◆ What needs to be done:
Print the records below exactly as they appear.

◆ Records supplied:
....
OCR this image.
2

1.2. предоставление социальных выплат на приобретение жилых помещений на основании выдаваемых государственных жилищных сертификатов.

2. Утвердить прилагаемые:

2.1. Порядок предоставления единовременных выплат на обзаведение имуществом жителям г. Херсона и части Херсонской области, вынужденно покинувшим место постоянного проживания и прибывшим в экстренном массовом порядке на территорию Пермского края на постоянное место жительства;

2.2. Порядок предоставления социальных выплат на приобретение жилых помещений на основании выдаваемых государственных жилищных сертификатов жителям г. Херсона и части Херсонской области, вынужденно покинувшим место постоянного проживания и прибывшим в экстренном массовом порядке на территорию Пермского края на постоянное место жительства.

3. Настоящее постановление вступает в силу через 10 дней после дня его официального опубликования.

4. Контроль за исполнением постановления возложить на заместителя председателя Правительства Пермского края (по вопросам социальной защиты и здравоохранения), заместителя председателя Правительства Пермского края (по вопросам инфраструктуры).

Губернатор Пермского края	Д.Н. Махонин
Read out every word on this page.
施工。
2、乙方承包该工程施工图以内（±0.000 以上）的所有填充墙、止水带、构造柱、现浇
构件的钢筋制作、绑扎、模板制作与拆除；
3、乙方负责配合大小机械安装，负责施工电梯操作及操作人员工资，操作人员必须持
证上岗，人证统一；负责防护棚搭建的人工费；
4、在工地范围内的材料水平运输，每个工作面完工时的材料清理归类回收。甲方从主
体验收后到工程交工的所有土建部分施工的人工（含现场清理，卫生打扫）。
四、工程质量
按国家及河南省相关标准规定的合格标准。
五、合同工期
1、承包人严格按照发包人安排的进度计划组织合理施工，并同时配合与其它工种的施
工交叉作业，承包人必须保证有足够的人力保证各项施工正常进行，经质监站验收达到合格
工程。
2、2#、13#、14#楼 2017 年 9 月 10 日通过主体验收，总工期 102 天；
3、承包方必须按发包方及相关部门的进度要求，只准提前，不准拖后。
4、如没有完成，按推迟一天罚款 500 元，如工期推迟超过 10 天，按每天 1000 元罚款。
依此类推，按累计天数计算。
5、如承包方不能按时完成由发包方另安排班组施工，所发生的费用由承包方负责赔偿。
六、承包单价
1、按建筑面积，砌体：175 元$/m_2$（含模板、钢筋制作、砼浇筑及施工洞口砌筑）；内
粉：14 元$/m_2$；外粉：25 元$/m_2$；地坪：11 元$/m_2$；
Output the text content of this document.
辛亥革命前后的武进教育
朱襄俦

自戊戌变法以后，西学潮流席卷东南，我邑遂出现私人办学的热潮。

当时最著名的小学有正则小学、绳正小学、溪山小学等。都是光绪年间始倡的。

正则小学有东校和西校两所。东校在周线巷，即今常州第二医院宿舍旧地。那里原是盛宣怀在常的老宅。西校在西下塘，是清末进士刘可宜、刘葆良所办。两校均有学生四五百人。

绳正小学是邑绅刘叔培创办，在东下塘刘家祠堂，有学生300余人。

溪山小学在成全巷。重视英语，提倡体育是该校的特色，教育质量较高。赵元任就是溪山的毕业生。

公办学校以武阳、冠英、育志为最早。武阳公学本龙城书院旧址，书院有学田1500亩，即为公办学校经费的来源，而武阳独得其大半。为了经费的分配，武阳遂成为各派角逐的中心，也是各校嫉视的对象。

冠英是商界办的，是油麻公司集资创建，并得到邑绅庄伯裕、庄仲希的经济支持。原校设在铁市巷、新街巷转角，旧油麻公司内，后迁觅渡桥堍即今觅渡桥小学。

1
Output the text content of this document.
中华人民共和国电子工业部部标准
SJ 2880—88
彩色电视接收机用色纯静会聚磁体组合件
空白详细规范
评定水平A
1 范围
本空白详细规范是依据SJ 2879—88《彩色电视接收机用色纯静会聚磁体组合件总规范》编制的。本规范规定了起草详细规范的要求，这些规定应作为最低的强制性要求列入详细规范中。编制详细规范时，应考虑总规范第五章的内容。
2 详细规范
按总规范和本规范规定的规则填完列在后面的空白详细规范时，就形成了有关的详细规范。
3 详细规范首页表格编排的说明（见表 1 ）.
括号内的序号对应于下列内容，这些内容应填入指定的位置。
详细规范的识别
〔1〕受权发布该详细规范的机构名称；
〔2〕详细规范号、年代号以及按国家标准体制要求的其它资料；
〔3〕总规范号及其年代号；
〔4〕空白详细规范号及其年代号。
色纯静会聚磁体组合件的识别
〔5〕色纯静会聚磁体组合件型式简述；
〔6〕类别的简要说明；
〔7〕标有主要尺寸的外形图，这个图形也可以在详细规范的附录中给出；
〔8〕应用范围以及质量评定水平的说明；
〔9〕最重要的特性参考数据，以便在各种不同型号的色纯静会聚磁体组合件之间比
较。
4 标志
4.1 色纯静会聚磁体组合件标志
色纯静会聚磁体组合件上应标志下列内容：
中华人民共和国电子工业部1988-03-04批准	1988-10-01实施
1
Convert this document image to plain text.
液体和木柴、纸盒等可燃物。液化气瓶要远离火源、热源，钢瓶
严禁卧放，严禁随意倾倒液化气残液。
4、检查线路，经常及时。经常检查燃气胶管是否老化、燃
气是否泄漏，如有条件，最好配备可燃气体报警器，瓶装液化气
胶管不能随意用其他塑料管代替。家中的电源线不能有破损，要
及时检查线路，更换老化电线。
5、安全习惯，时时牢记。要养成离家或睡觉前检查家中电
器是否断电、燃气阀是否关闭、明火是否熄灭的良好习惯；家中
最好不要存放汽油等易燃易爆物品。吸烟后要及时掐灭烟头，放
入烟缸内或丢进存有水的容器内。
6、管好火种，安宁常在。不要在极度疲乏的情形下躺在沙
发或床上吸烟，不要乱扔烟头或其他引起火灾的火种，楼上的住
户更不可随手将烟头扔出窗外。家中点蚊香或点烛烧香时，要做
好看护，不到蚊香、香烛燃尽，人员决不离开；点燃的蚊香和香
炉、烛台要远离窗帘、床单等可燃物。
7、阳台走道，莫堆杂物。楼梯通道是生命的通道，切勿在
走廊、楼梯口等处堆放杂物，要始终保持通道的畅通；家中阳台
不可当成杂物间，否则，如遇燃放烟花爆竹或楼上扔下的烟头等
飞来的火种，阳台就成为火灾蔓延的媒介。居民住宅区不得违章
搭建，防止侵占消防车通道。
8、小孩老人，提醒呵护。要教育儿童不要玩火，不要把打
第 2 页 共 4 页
....
◆ Exercise result:
OCR this image.
2

1.2. предоставление социальных выплат на приобретение жилых помещений на основании выдаваемых государственных жилищных сертификатов.

2. Утвердить прилагаемые:

2.1. Порядок предоставления единовременных выплат на обзаведение имуществом жителям г. Херсона и части Херсонской области, вынужденно покинувшим место постоянного проживания и прибывшим в экстренном массовом порядке на территорию Пермского края на постоянное место жительства;

2.2. Порядок предоставления социальных выплат на приобретение жилых помещений на основании выдаваемых государственных жилищных сертификатов жителям г. Херсона и части Херсонской области, вынужденно покинувшим место постоянного проживания и прибывшим в экстренном массовом порядке на территорию Пермского края на постоянное место жительства.

3. Настоящее постановление вступает в силу через 10 дней после дня его официального опубликования.

4. Контроль за исполнением постановления возложить на заместителя председателя Правительства Пермского края (по вопросам социальной защиты и здравоохранения), заместителя председателя Правительства Пермского края (по вопросам инфраструктуры).

Губернатор Пермского края	Д.Н. Махонин
Read out every word on this page.
施工。
2、乙方承包该工程施工图以内（±0.000 以上）的所有填充墙、止水带、构造柱、现浇
构件的钢筋制作、绑扎、模板制作与拆除；
3、乙方负责配合大小机械安装，负责施工电梯操作及操作人员工资，操作人员必须持
证上岗，人证统一；负责防护棚搭建的人工费；
4、在工地范围内的材料水平运输，每个工作面完工时的材料清理归类回收。甲方从主
体验收后到工程交工的所有土建部分施工的人工（含现场清理，卫生打扫）。
四、工程质量
按国家及河南省相关标准规定的合格标准。
五、合同工期
1、承包人严格按照发包人安排的进度计划组织合理施工，并同时配合与其它工种的施
工交叉作业，承包人必须保证有足够的人力保证各项施工正常进行，经质监站验收达到合格
工程。
2、2#、13#、14#楼 2017 年 9 月 10 日通过主体验收，总工期 102 天；
3、承包方必须按发包方及相关部门的进度要求，只准提前，不准拖后。
4、如没有完成，按推迟一天罚款 500 元，如工期推迟超过 10 天，按每天 1000 元罚款。
依此类推，按累计天数计算。
5、如承包方不能按时完成由发包方另安排班组施工，所发生的费用由承包方负责赔偿。
六、承包单价
1、按建筑面积，砌体：175 元$/m_2$（含模板、钢筋制作、砼浇筑及施工洞口砌筑）；内
粉：14 元$/m_2$；外粉：25 元$/m_2$；地坪：11 元$/m_2$；
Output the text content of this document.
辛亥革命前后的武进教育
朱襄俦

自戊戌变法以后，西学潮流席卷东南，我邑遂出现私人办学的热潮。

当时最著名的小学有正则小学、绳正小学、溪山小学等。都是光绪年间始倡的。

正则小学有东校和西校两所。东校在周线巷，即今常州第二医院宿舍旧地。那里原是盛宣怀在常的老宅。西校在西下塘，是清末进士刘可宜、刘葆良所办。两校均有学生四五百人。

绳正小学是邑绅刘叔培创办，在东下塘刘家祠堂，有学生300余人。

溪山小学在成全巷。重视英语，提倡体育是该校的特色，教育质量较高。赵元任就是溪山的毕业生。

公办学校以武阳、冠英、育志为最早。武阳公学本龙城书院旧址，书院有学田1500亩，即为公办学校经费的来源，而武阳独得其大半。为了经费的分配，武阳遂成为各派角逐的中心，也是各校嫉视的对象。

冠英是商界办的，是油麻公司集资创建，并得到邑绅庄伯裕、庄仲希的经济支持。原校设在铁市巷、新街巷转角，旧油麻公司内，后迁觅渡桥堍即今觅渡桥小学。

1
Output the text content of this document.
中华人民共和国电子工业部部标准
SJ 2880—88
彩色电视接收机用色纯静会聚磁体组合件
空白详细规范
评定水平A
1 范围
本空白详细规范是依据SJ 2879—88《彩色电视接收机用色纯静会聚磁体组合件总规范》编制的。本规范规定了起草详细规范的要求，这些规定应作为最低的强制性要求列入详细规范中。编制详细规范时，应考虑总规范第五章的内容。
2 详细规范
按总规范和本规范规定的规则填完列在后面的空白详细规范时，就形成了有关的详细规范。
3 详细规范首页表格编排的说明（见表 1 ）.
括号内的序号对应于下列内容，这些内容应填入指定的位置。
详细规范的识别
〔1〕受权发布该详细规范的机构名称；
〔2〕详细规范号、年代号以及按国家标准体制要求的其它资料；
〔3〕总规范号及其年代号；
〔4〕空白详细规范号及其年代号。
色纯静会聚磁体组合件的识别
〔5〕色纯静会聚磁体组合件型式简述；
〔6〕类别的简要说明；
〔7〕标有主要尺寸的外形图，这个图形也可以在详细规范的附录中给出；
〔8〕应用范围以及质量评定水平的说明；
〔9〕最重要的特性参考数据，以便在各种不同型号的色纯静会聚磁体组合件之间比
较。
4 标志
4.1 色纯静会聚磁体组合件标志
色纯静会聚磁体组合件上应标志下列内容：
中华人民共和国电子工业部1988-03-04批准	1988-10-01实施
1
Convert this document image to plain text.
液体和木柴、纸盒等可燃物。液化气瓶要远离火源、热源，钢瓶
严禁卧放，严禁随意倾倒液化气残液。
4、检查线路，经常及时。经常检查燃气胶管是否老化、燃
气是否泄漏，如有条件，最好配备可燃气体报警器，瓶装液化气
胶管不能随意用其他塑料管代替。家中的电源线不能有破损，要
及时检查线路，更换老化电线。
5、安全习惯，时时牢记。要养成离家或睡觉前检查家中电
器是否断电、燃气阀是否关闭、明火是否熄灭的良好习惯；家中
最好不要存放汽油等易燃易爆物品。吸烟后要及时掐灭烟头，放
入烟缸内或丢进存有水的容器内。
6、管好火种，安宁常在。不要在极度疲乏的情形下躺在沙
发或床上吸烟，不要乱扔烟头或其他引起火灾的火种，楼上的住
户更不可随手将烟头扔出窗外。家中点蚊香或点烛烧香时，要做
好看护，不到蚊香、香烛燃尽，人员决不离开；点燃的蚊香和香
炉、烛台要远离窗帘、床单等可燃物。
7、阳台走道，莫堆杂物。楼梯通道是生命的通道，切勿在
走廊、楼梯口等处堆放杂物，要始终保持通道的畅通；家中阳台
不可当成杂物间，否则，如遇燃放烟花爆竹或楼上扔下的烟头等
飞来的火种，阳台就成为火灾蔓延的媒介。居民住宅区不得违章
搭建，防止侵占消防车通道。
8、小孩老人，提醒呵护。要教育儿童不要玩火，不要把打
第 2 页 共 4 页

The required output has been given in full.